:: Records
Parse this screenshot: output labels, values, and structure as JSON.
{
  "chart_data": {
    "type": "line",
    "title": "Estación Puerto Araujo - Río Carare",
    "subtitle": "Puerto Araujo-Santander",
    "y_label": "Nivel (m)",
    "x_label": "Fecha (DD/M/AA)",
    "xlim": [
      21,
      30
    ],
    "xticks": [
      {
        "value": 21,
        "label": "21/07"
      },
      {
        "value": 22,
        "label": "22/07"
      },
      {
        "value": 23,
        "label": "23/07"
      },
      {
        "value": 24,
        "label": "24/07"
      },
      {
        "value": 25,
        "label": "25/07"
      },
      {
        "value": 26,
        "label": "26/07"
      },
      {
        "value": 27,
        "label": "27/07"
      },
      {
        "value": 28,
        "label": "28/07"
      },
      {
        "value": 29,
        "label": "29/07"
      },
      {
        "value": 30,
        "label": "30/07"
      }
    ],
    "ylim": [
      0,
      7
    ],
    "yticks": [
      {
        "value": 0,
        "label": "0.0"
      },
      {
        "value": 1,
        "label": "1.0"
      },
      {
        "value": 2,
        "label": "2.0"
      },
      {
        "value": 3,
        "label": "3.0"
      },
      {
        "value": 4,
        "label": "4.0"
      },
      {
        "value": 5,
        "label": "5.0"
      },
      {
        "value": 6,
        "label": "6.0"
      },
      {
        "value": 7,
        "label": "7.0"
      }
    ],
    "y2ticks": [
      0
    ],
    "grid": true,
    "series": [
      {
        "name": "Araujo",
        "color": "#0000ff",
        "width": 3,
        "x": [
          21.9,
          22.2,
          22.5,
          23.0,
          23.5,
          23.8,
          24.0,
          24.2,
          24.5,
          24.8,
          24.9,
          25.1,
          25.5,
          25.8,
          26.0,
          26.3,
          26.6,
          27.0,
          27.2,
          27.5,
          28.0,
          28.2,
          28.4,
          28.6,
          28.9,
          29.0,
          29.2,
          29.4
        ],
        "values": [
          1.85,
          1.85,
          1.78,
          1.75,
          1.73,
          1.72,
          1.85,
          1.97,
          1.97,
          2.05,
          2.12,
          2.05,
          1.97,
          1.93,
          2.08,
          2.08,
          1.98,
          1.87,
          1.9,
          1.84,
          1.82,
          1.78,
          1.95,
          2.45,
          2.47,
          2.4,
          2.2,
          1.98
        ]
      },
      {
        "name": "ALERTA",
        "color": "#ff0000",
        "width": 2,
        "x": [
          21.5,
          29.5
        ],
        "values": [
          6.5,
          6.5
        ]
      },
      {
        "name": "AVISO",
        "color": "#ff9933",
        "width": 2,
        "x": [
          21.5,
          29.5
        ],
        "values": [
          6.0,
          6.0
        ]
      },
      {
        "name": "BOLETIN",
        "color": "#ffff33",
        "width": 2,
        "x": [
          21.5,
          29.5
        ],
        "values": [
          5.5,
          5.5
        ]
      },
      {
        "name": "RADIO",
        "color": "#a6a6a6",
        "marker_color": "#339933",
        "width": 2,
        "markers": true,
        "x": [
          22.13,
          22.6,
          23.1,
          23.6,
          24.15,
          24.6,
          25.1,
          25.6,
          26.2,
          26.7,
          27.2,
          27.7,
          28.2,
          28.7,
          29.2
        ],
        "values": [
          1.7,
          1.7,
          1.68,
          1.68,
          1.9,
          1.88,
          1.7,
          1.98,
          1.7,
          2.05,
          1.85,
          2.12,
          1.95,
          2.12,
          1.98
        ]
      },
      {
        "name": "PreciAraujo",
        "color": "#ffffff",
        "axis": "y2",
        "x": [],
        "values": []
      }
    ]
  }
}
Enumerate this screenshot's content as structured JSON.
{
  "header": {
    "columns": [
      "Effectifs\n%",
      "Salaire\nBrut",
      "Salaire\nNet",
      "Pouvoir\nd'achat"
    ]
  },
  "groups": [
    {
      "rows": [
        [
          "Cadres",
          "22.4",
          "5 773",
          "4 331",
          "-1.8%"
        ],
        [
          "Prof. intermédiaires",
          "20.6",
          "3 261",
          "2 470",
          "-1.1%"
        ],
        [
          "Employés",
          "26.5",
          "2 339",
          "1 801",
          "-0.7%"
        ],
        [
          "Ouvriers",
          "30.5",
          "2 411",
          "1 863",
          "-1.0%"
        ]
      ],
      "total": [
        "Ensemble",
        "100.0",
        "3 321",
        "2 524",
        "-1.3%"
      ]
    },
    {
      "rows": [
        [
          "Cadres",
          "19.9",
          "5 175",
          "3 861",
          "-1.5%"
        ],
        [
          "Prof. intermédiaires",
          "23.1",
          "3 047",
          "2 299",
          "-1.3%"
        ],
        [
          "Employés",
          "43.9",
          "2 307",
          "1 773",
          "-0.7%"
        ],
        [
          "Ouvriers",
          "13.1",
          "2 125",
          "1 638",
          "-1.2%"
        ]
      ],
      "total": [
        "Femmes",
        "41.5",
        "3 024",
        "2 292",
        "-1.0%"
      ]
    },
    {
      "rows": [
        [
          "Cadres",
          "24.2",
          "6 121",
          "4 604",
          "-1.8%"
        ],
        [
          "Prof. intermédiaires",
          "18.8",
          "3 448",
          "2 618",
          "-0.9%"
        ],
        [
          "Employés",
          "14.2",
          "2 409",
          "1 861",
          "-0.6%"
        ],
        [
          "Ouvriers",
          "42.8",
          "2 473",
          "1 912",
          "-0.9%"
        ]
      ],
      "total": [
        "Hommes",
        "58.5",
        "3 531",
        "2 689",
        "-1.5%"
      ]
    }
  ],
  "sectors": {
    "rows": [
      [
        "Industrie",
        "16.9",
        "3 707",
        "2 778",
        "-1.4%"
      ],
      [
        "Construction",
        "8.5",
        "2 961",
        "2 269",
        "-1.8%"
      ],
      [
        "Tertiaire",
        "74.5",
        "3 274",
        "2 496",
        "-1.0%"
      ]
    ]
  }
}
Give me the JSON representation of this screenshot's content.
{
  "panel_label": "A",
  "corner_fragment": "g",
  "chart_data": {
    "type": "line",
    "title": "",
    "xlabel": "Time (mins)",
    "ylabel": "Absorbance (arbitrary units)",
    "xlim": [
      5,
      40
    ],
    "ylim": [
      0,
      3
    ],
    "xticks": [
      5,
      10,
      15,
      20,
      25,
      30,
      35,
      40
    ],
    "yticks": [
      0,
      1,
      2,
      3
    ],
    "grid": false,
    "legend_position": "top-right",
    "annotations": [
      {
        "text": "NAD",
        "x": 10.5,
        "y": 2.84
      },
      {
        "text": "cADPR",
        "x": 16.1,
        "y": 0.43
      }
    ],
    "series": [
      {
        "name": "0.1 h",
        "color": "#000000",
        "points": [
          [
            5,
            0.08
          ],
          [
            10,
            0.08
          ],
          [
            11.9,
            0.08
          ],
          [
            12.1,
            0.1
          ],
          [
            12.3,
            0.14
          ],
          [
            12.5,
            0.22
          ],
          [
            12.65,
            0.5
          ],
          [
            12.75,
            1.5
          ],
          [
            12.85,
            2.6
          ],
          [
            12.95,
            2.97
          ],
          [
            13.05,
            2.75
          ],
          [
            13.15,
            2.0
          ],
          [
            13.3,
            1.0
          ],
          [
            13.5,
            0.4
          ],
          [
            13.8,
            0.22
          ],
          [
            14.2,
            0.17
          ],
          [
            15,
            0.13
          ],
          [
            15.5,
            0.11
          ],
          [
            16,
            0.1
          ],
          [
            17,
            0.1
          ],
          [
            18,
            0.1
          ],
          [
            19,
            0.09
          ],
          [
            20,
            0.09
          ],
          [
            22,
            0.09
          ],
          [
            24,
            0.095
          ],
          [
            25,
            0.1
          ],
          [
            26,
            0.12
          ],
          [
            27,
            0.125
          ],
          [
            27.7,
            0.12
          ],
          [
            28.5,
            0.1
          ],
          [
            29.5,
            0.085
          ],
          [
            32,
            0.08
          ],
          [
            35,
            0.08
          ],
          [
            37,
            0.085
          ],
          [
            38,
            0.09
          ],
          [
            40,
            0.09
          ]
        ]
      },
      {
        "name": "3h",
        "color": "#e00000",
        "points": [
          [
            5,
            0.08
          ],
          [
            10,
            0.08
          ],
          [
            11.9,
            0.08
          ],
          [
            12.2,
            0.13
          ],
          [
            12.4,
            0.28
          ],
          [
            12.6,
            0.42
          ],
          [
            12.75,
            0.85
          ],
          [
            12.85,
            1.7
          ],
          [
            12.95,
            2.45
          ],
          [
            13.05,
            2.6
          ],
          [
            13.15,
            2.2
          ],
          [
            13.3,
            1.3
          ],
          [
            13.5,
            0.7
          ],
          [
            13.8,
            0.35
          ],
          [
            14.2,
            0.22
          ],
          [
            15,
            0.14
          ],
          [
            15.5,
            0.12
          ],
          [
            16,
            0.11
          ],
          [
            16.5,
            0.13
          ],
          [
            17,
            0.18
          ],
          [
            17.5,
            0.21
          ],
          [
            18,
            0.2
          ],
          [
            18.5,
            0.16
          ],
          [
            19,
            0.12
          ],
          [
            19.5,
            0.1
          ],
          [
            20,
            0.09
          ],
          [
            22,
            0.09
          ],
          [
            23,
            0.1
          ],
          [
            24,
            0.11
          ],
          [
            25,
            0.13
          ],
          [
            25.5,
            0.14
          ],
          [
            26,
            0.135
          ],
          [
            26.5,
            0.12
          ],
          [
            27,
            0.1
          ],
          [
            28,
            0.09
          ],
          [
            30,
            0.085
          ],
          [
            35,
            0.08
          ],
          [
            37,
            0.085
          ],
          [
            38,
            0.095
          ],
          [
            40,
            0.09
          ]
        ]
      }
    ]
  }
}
::::
Requirement
Search the data for the string "screenshot" and copy each line where it appears.

Exercise result
Parse this screenshot: output labels, values, and structure as JSON.
Enumerate this screenshot's content as structured JSON.
Give me the JSON representation of this screenshot's content.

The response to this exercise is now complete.